(Stored data entries)
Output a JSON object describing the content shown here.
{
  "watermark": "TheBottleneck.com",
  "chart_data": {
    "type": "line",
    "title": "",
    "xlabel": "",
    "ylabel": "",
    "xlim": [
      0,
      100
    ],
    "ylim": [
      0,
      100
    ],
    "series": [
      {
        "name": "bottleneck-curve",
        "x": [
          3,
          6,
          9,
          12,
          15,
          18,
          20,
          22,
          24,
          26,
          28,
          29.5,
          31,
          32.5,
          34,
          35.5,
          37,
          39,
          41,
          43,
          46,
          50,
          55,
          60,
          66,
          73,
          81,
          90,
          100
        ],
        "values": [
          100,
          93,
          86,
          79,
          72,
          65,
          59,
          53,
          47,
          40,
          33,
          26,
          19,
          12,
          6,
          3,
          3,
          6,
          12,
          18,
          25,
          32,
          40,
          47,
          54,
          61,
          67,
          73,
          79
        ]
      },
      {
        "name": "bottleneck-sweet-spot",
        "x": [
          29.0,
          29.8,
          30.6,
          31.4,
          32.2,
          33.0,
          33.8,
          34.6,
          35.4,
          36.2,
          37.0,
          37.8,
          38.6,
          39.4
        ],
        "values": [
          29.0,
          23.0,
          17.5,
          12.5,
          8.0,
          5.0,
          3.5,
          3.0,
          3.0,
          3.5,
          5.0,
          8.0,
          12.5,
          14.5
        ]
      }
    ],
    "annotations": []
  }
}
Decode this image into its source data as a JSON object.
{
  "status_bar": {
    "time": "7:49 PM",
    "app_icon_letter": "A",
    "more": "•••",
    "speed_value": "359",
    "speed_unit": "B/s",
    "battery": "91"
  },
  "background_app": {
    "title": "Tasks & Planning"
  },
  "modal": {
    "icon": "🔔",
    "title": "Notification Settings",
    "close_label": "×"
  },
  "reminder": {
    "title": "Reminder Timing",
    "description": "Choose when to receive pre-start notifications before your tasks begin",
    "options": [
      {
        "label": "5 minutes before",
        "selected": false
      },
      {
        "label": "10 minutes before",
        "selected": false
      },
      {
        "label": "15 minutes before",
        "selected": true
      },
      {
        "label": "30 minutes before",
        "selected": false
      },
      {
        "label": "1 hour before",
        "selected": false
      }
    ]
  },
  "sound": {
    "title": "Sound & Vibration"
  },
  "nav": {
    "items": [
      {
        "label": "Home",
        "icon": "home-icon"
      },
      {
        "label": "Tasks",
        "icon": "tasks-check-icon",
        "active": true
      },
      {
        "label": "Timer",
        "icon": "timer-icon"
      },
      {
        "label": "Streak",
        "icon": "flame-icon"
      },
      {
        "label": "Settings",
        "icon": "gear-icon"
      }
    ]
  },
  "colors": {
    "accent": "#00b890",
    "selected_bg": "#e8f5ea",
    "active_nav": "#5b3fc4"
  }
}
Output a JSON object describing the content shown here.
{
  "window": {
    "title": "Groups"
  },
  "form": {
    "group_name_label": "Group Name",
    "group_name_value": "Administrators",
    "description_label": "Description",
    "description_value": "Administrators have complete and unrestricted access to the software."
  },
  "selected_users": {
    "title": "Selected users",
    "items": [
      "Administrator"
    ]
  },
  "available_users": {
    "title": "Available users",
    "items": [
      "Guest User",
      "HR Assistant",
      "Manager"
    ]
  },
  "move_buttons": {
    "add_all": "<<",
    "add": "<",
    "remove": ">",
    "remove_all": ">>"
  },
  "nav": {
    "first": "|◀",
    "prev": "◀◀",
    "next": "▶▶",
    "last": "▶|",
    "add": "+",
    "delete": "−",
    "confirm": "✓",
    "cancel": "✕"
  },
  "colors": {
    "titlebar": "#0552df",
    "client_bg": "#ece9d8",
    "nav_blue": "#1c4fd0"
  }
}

* Instructions for the task
Return all the data exactly as given.

* Answer for this exercise
Output a JSON object describing the content shown here.
{
  "watermark": "TheBottleneck.com",
  "chart_data": {
    "type": "line",
    "title": "",
    "xlabel": "",
    "ylabel": "",
    "xlim": [
      0,
      100
    ],
    "ylim": [
      0,
      100
    ],
    "series": [
      {
        "name": "bottleneck-curve",
        "x": [
          3,
          6,
          9,
          12,
          15,
          18,
          20,
          22,
          24,
          26,
          28,
          29.5,
          31,
          32.5,
          34,
          35.5,
          37,
          39,
          41,
          43,
          46,
          50,
          55,
          60,
          66,
          73,
          81,
          90,
          100
        ],
        "values": [
          100,
          93,
          86,
          79,
          72,
          65,
          59,
          53,
          47,
          40,
          33,
          26,
          19,
          12,
          6,
          3,
          3,
          6,
          12,
          18,
          25,
          32,
          40,
          47,
          54,
          61,
          67,
          73,
          79
        ]
      },
      {
        "name": "bottleneck-sweet-spot",
        "x": [
          29.0,
          29.8,
          30.6,
          31.4,
          32.2,
          33.0,
          33.8,
          34.6,
          35.4,
          36.2,
          37.0,
          37.8,
          38.6,
          39.4
        ],
        "values": [
          29.0,
          23.0,
          17.5,
          12.5,
          8.0,
          5.0,
          3.5,
          3.0,
          3.0,
          3.5,
          5.0,
          8.0,
          12.5,
          14.5
        ]
      }
    ],
    "annotations": []
  }
}
Decode this image into its source data as a JSON object.
{
  "status_bar": {
    "time": "7:49 PM",
    "app_icon_letter": "A",
    "more": "•••",
    "speed_value": "359",
    "speed_unit": "B/s",
    "battery": "91"
  },
  "background_app": {
    "title": "Tasks & Planning"
  },
  "modal": {
    "icon": "🔔",
    "title": "Notification Settings",
    "close_label": "×"
  },
  "reminder": {
    "title": "Reminder Timing",
    "description": "Choose when to receive pre-start notifications before your tasks begin",
    "options": [
      {
        "label": "5 minutes before",
        "selected": false
      },
      {
        "label": "10 minutes before",
        "selected": false
      },
      {
        "label": "15 minutes before",
        "selected": true
      },
      {
        "label": "30 minutes before",
        "selected": false
      },
      {
        "label": "1 hour before",
        "selected": false
      }
    ]
  },
  "sound": {
    "title": "Sound & Vibration"
  },
  "nav": {
    "items": [
      {
        "label": "Home",
        "icon": "home-icon"
      },
      {
        "label": "Tasks",
        "icon": "tasks-check-icon",
        "active": true
      },
      {
        "label": "Timer",
        "icon": "timer-icon"
      },
      {
        "label": "Streak",
        "icon": "flame-icon"
      },
      {
        "label": "Settings",
        "icon": "gear-icon"
      }
    ]
  },
  "colors": {
    "accent": "#00b890",
    "selected_bg": "#e8f5ea",
    "active_nav": "#5b3fc4"
  }
}
Output a JSON object describing the content shown here.
{
  "window": {
    "title": "Groups"
  },
  "form": {
    "group_name_label": "Group Name",
    "group_name_value": "Administrators",
    "description_label": "Description",
    "description_value": "Administrators have complete and unrestricted access to the software."
  },
  "selected_users": {
    "title": "Selected users",
    "items": [
      "Administrator"
    ]
  },
  "available_users": {
    "title": "Available users",
    "items": [
      "Guest User",
      "HR Assistant",
      "Manager"
    ]
  },
  "move_buttons": {
    "add_all": "<<",
    "add": "<",
    "remove": ">",
    "remove_all": ">>"
  },
  "nav": {
    "first": "|◀",
    "prev": "◀◀",
    "next": "▶▶",
    "last": "▶|",
    "add": "+",
    "delete": "−",
    "confirm": "✓",
    "cancel": "✕"
  },
  "colors": {
    "titlebar": "#0552df",
    "client_bg": "#ece9d8",
    "nav_blue": "#1c4fd0"
  }
}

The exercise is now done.